- [WHAT IS ASKED] The records that follow are to be transcribed in full, without their images.

SOURCE DATA start

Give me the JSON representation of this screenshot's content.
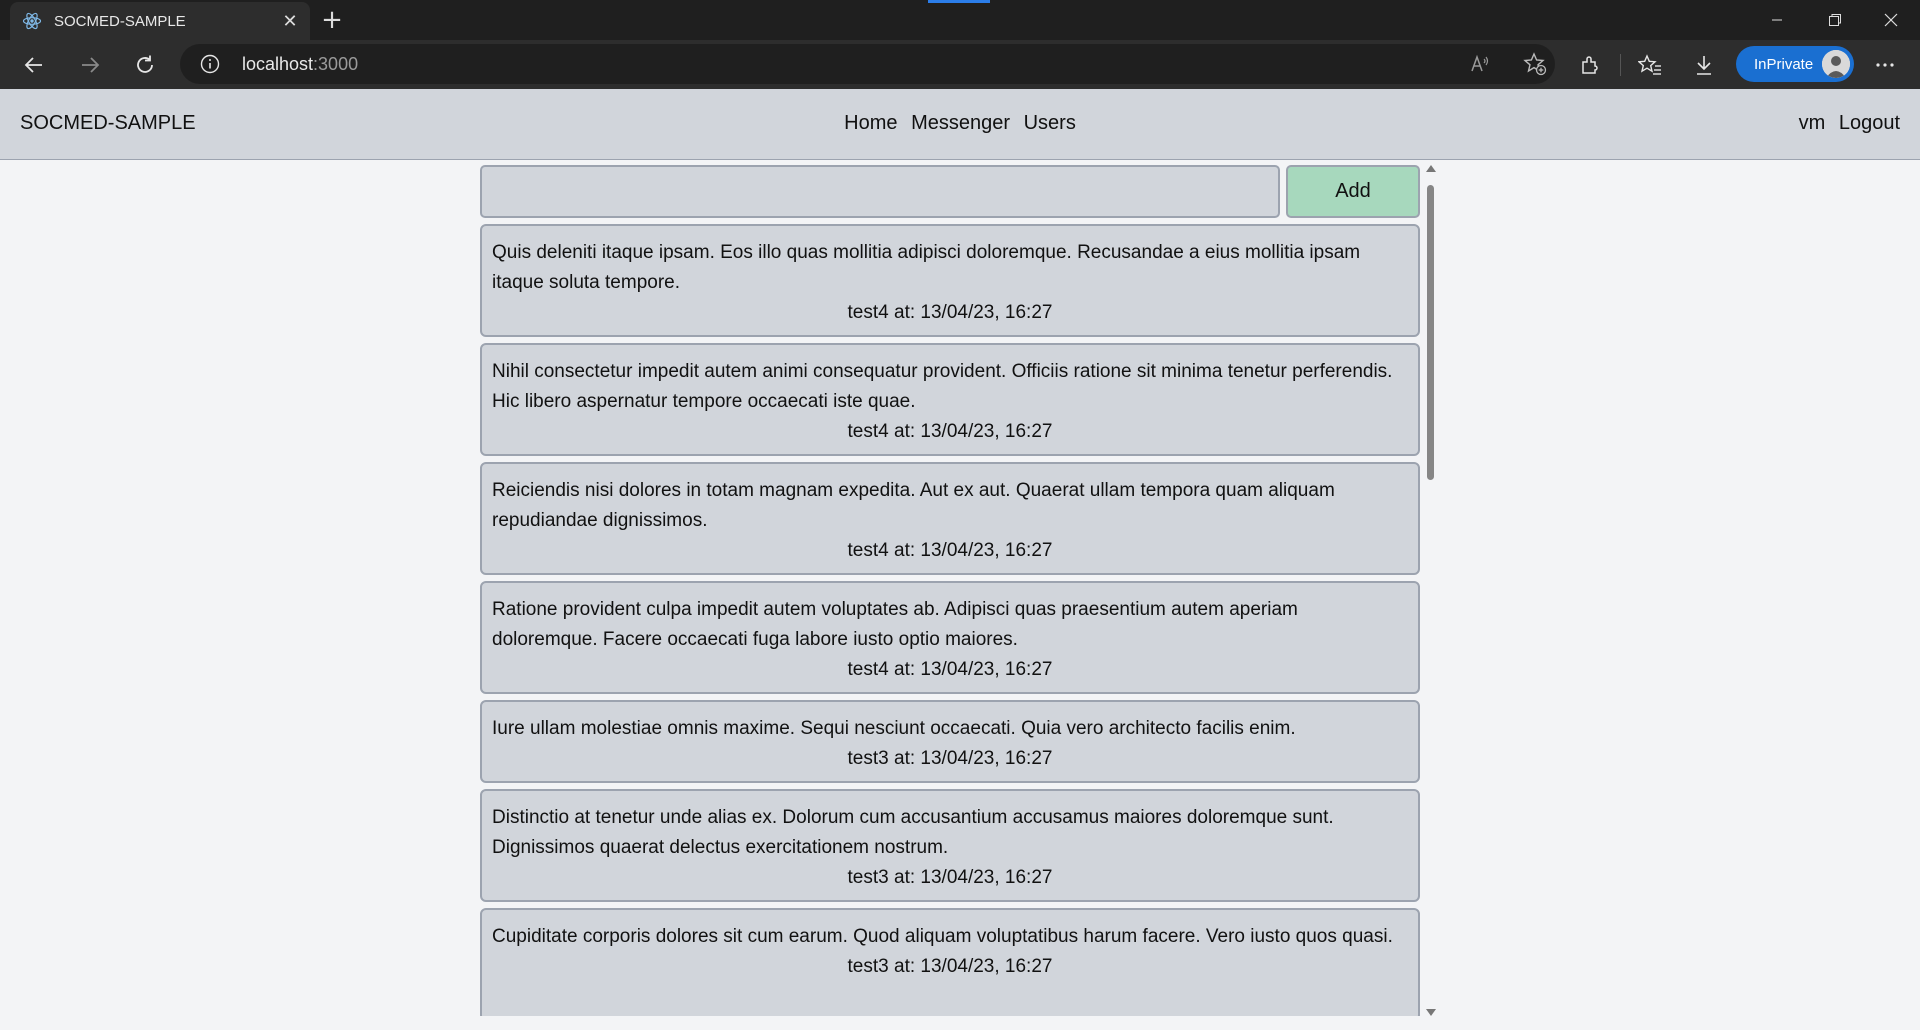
{
  "browser": {
    "tab_title": "SOCMED-SAMPLE",
    "url_host": "localhost",
    "url_port": ":3000",
    "inprivate_label": "InPrivate"
  },
  "app": {
    "brand": "SOCMED-SAMPLE",
    "nav": [
      "Home",
      "Messenger",
      "Users"
    ],
    "user": "vm",
    "logout": "Logout"
  },
  "composer": {
    "input_value": "",
    "add_label": "Add"
  },
  "posts": [
    {
      "text": "Quis deleniti itaque ipsam. Eos illo quas mollitia adipisci doloremque. Recusandae a eius mollitia ipsam itaque soluta tempore.",
      "meta": "test4 at: 13/04/23, 16:27"
    },
    {
      "text": "Nihil consectetur impedit autem animi consequatur provident. Officiis ratione sit minima tenetur perferendis. Hic libero aspernatur tempore occaecati iste quae.",
      "meta": "test4 at: 13/04/23, 16:27"
    },
    {
      "text": "Reiciendis nisi dolores in totam magnam expedita. Aut ex aut. Quaerat ullam tempora quam aliquam repudiandae dignissimos.",
      "meta": "test4 at: 13/04/23, 16:27"
    },
    {
      "text": "Ratione provident culpa impedit autem voluptates ab. Adipisci quas praesentium autem aperiam doloremque. Facere occaecati fuga labore iusto optio maiores.",
      "meta": "test4 at: 13/04/23, 16:27"
    },
    {
      "text": "Iure ullam molestiae omnis maxime. Sequi nesciunt occaecati. Quia vero architecto facilis enim.",
      "meta": "test3 at: 13/04/23, 16:27"
    },
    {
      "text": "Distinctio at tenetur unde alias ex. Dolorum cum accusantium accusamus maiores doloremque sunt. Dignissimos quaerat delectus exercitationem nostrum.",
      "meta": "test3 at: 13/04/23, 16:27"
    },
    {
      "text": "Cupiditate corporis dolores sit cum earum. Quod aliquam voluptatibus harum facere. Vero iusto quos quasi.",
      "meta": "test3 at: 13/04/23, 16:27"
    }
  ]
}
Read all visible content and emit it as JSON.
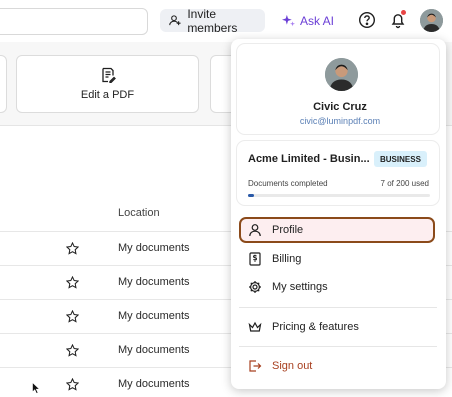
{
  "topbar": {
    "invite_label": "Invite members",
    "ask_ai_label": "Ask AI"
  },
  "actions": {
    "edit_pdf_label": "Edit a PDF"
  },
  "table": {
    "location_header": "Location",
    "rows": [
      {
        "location": "My documents"
      },
      {
        "location": "My documents"
      },
      {
        "location": "My documents"
      },
      {
        "location": "My documents"
      },
      {
        "location": "My documents"
      }
    ]
  },
  "menu": {
    "user_name": "Civic Cruz",
    "user_email": "civic@luminpdf.com",
    "plan_name": "Acme Limited - Busin...",
    "plan_badge": "BUSINESS",
    "docs_label": "Documents completed",
    "docs_count": "7 of 200 used",
    "docs_progress_fraction": 0.035,
    "items": {
      "profile": "Profile",
      "billing": "Billing",
      "settings": "My settings",
      "pricing": "Pricing & features",
      "signout": "Sign out"
    }
  },
  "colors": {
    "ask_ai": "#6b3fd6",
    "badge_bg": "#d9f0fb",
    "active_border": "#8b4a1a",
    "signout": "#a84020",
    "email": "#5a7fb5",
    "notification_dot": "#e84545"
  }
}
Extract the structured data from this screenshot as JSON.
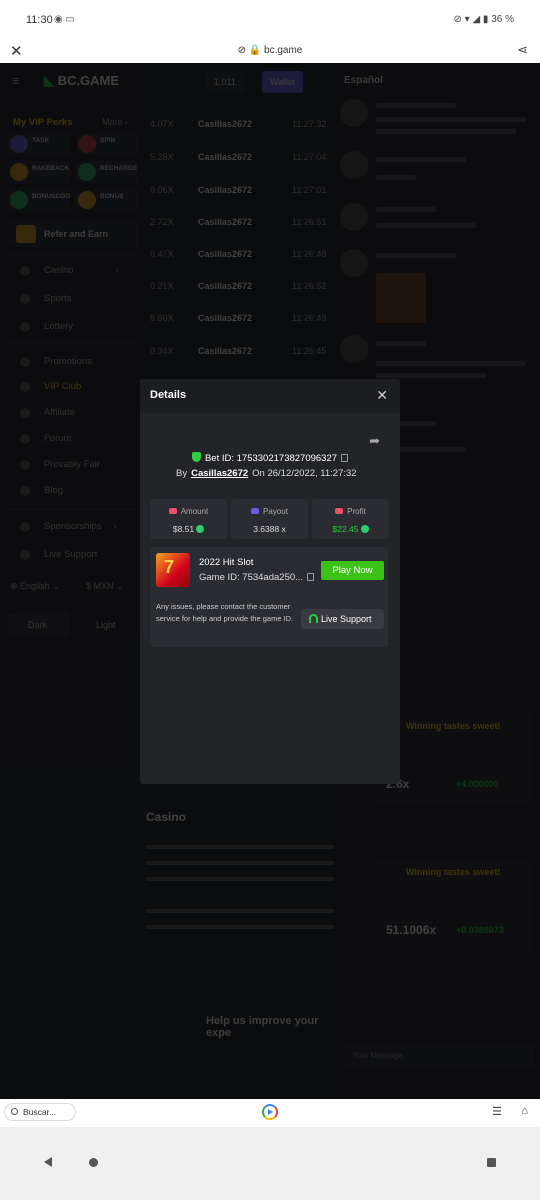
{
  "status_bar": {
    "time": "11:30",
    "left_icons": "◉ ▭",
    "right_icons": "⊘ ▾ ◢ ▮",
    "battery": "36 %"
  },
  "browser": {
    "url": "bc.game",
    "close_icon": "close-icon",
    "share_icon": "share-icon"
  },
  "sidebar": {
    "logo": "BC.GAME",
    "vip_title": "My VIP Perks",
    "more": "More ›",
    "perks": [
      "TASK",
      "SPIN",
      "RAKEBACK",
      "RECHARGE",
      "BONUSCOD",
      "BONUS"
    ],
    "refer": "Refer and Earn",
    "nav": [
      "Casino",
      "Sports",
      "Lottery",
      "Promotions",
      "VIP Club",
      "Affiliate",
      "Forum",
      "Provably Fair",
      "Blog",
      "Sponsorships",
      "Live Support"
    ],
    "language": "English",
    "currency": "$ MXN",
    "dark": "Dark",
    "light": "Light"
  },
  "center": {
    "wallet": "Wallet",
    "balance": "1,011",
    "rows": [
      {
        "amount": "4.07X",
        "user": "Casillas2672",
        "time": "11:27:32"
      },
      {
        "amount": "5.28X",
        "user": "Casillas2672",
        "time": "11:27:04"
      },
      {
        "amount": "0.06X",
        "user": "Casillas2672",
        "time": "11:27:01"
      },
      {
        "amount": "2.72X",
        "user": "Casillas2672",
        "time": "11:26:51"
      },
      {
        "amount": "0.47X",
        "user": "Casillas2672",
        "time": "11:26:48"
      },
      {
        "amount": "0.21X",
        "user": "Casillas2672",
        "time": "11:26:52"
      },
      {
        "amount": "6.60X",
        "user": "Casillas2672",
        "time": "11:26:49"
      },
      {
        "amount": "0.34X",
        "user": "Casillas2672",
        "time": "11:26:45"
      }
    ],
    "article_title": "Casino",
    "improve": "Help us improve your expe"
  },
  "chat": {
    "language": "Español",
    "cards": [
      {
        "title": "Winning tastes sweet!",
        "multiplier": "2.6x",
        "gain": "+4.000000"
      },
      {
        "title": "Winning tastes sweet!",
        "multiplier": "51.1006x",
        "gain": "+0.0388073"
      }
    ],
    "input_placeholder": "Your Message"
  },
  "modal": {
    "title": "Details",
    "bet_id_label": "Bet ID:",
    "bet_id": "1753302173827096327",
    "by_label": "By",
    "user": "Casillas2672",
    "on_label": "On",
    "date": "26/12/2022, 11:27:32",
    "stats": [
      {
        "label": "Amount",
        "value": "$8.51",
        "icon_color": "#e8516a"
      },
      {
        "label": "Payout",
        "value": "3.6388 x",
        "icon_color": "#6a5be2"
      },
      {
        "label": "Profit",
        "value": "$22.45",
        "icon_color": "#e8516a"
      }
    ],
    "game": {
      "name": "2022 Hit Slot",
      "game_id_label": "Game ID:",
      "game_id": "7534ada250...",
      "play": "Play Now",
      "thumb_text": "7"
    },
    "issues": "Any issues, please contact the customer service for help and provide the game ID.",
    "live_support": "Live Support"
  },
  "bottom_bar": {
    "search": "Buscar...",
    "tabs_icon": "☰",
    "home_icon": "⌂"
  },
  "colors": {
    "accent_green": "#3bc117",
    "vip_gold": "#f5c518",
    "modal_bg": "#232428"
  }
}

SOURCE DATA end

- [REPLY TO THE TASK]
Give me the JSON representation of this screenshot's content.
{
  "browser": {
    "tab_title": "SOCMED-SAMPLE",
    "url_host": "localhost",
    "url_port": ":3000",
    "inprivate_label": "InPrivate"
  },
  "app": {
    "brand": "SOCMED-SAMPLE",
    "nav": [
      "Home",
      "Messenger",
      "Users"
    ],
    "user": "vm",
    "logout": "Logout"
  },
  "composer": {
    "input_value": "",
    "add_label": "Add"
  },
  "posts": [
    {
      "text": "Quis deleniti itaque ipsam. Eos illo quas mollitia adipisci doloremque. Recusandae a eius mollitia ipsam itaque soluta tempore.",
      "meta": "test4 at: 13/04/23, 16:27"
    },
    {
      "text": "Nihil consectetur impedit autem animi consequatur provident. Officiis ratione sit minima tenetur perferendis. Hic libero aspernatur tempore occaecati iste quae.",
      "meta": "test4 at: 13/04/23, 16:27"
    },
    {
      "text": "Reiciendis nisi dolores in totam magnam expedita. Aut ex aut. Quaerat ullam tempora quam aliquam repudiandae dignissimos.",
      "meta": "test4 at: 13/04/23, 16:27"
    },
    {
      "text": "Ratione provident culpa impedit autem voluptates ab. Adipisci quas praesentium autem aperiam doloremque. Facere occaecati fuga labore iusto optio maiores.",
      "meta": "test4 at: 13/04/23, 16:27"
    },
    {
      "text": "Iure ullam molestiae omnis maxime. Sequi nesciunt occaecati. Quia vero architecto facilis enim.",
      "meta": "test3 at: 13/04/23, 16:27"
    },
    {
      "text": "Distinctio at tenetur unde alias ex. Dolorum cum accusantium accusamus maiores doloremque sunt. Dignissimos quaerat delectus exercitationem nostrum.",
      "meta": "test3 at: 13/04/23, 16:27"
    },
    {
      "text": "Cupiditate corporis dolores sit cum earum. Quod aliquam voluptatibus harum facere. Vero iusto quos quasi.",
      "meta": "test3 at: 13/04/23, 16:27"
    }
  ]
}
Read all visible content and emit it as JSON.
{
  "topbar": {
    "invite_label": "Invite members",
    "ask_ai_label": "Ask AI"
  },
  "actions": {
    "edit_pdf_label": "Edit a PDF"
  },
  "table": {
    "location_header": "Location",
    "rows": [
      {
        "location": "My documents"
      },
      {
        "location": "My documents"
      },
      {
        "location": "My documents"
      },
      {
        "location": "My documents"
      },
      {
        "location": "My documents"
      }
    ]
  },
  "menu": {
    "user_name": "Civic Cruz",
    "user_email": "civic@luminpdf.com",
    "plan_name": "Acme Limited - Busin...",
    "plan_badge": "BUSINESS",
    "docs_label": "Documents completed",
    "docs_count": "7 of 200 used",
    "docs_progress_fraction": 0.035,
    "items": {
      "profile": "Profile",
      "billing": "Billing",
      "settings": "My settings",
      "pricing": "Pricing & features",
      "signout": "Sign out"
    }
  },
  "colors": {
    "ask_ai": "#6b3fd6",
    "badge_bg": "#d9f0fb",
    "active_border": "#8b4a1a",
    "signout": "#a84020",
    "email": "#5a7fb5",
    "notification_dot": "#e84545"
  }
}
Extract the structured data from this screenshot as JSON.
{
  "status_bar": {
    "time": "11:30",
    "left_icons": "◉ ▭",
    "right_icons": "⊘ ▾ ◢ ▮",
    "battery": "36 %"
  },
  "browser": {
    "url": "bc.game",
    "close_icon": "close-icon",
    "share_icon": "share-icon"
  },
  "sidebar": {
    "logo": "BC.GAME",
    "vip_title": "My VIP Perks",
    "more": "More ›",
    "perks": [
      "TASK",
      "SPIN",
      "RAKEBACK",
      "RECHARGE",
      "BONUSCOD",
      "BONUS"
    ],
    "refer": "Refer and Earn",
    "nav": [
      "Casino",
      "Sports",
      "Lottery",
      "Promotions",
      "VIP Club",
      "Affiliate",
      "Forum",
      "Provably Fair",
      "Blog",
      "Sponsorships",
      "Live Support"
    ],
    "language": "English",
    "currency": "$ MXN",
    "dark": "Dark",
    "light": "Light"
  },
  "center": {
    "wallet": "Wallet",
    "balance": "1,011",
    "rows": [
      {
        "amount": "4.07X",
        "user": "Casillas2672",
        "time": "11:27:32"
      },
      {
        "amount": "5.28X",
        "user": "Casillas2672",
        "time": "11:27:04"
      },
      {
        "amount": "0.06X",
        "user": "Casillas2672",
        "time": "11:27:01"
      },
      {
        "amount": "2.72X",
        "user": "Casillas2672",
        "time": "11:26:51"
      },
      {
        "amount": "0.47X",
        "user": "Casillas2672",
        "time": "11:26:48"
      },
      {
        "amount": "0.21X",
        "user": "Casillas2672",
        "time": "11:26:52"
      },
      {
        "amount": "6.60X",
        "user": "Casillas2672",
        "time": "11:26:49"
      },
      {
        "amount": "0.34X",
        "user": "Casillas2672",
        "time": "11:26:45"
      }
    ],
    "article_title": "Casino",
    "improve": "Help us improve your expe"
  },
  "chat": {
    "language": "Español",
    "cards": [
      {
        "title": "Winning tastes sweet!",
        "multiplier": "2.6x",
        "gain": "+4.000000"
      },
      {
        "title": "Winning tastes sweet!",
        "multiplier": "51.1006x",
        "gain": "+0.0388073"
      }
    ],
    "input_placeholder": "Your Message"
  },
  "modal": {
    "title": "Details",
    "bet_id_label": "Bet ID:",
    "bet_id": "1753302173827096327",
    "by_label": "By",
    "user": "Casillas2672",
    "on_label": "On",
    "date": "26/12/2022, 11:27:32",
    "stats": [
      {
        "label": "Amount",
        "value": "$8.51",
        "icon_color": "#e8516a"
      },
      {
        "label": "Payout",
        "value": "3.6388 x",
        "icon_color": "#6a5be2"
      },
      {
        "label": "Profit",
        "value": "$22.45",
        "icon_color": "#e8516a"
      }
    ],
    "game": {
      "name": "2022 Hit Slot",
      "game_id_label": "Game ID:",
      "game_id": "7534ada250...",
      "play": "Play Now",
      "thumb_text": "7"
    },
    "issues": "Any issues, please contact the customer service for help and provide the game ID.",
    "live_support": "Live Support"
  },
  "bottom_bar": {
    "search": "Buscar...",
    "tabs_icon": "☰",
    "home_icon": "⌂"
  },
  "colors": {
    "accent_green": "#3bc117",
    "vip_gold": "#f5c518",
    "modal_bg": "#232428"
  }
}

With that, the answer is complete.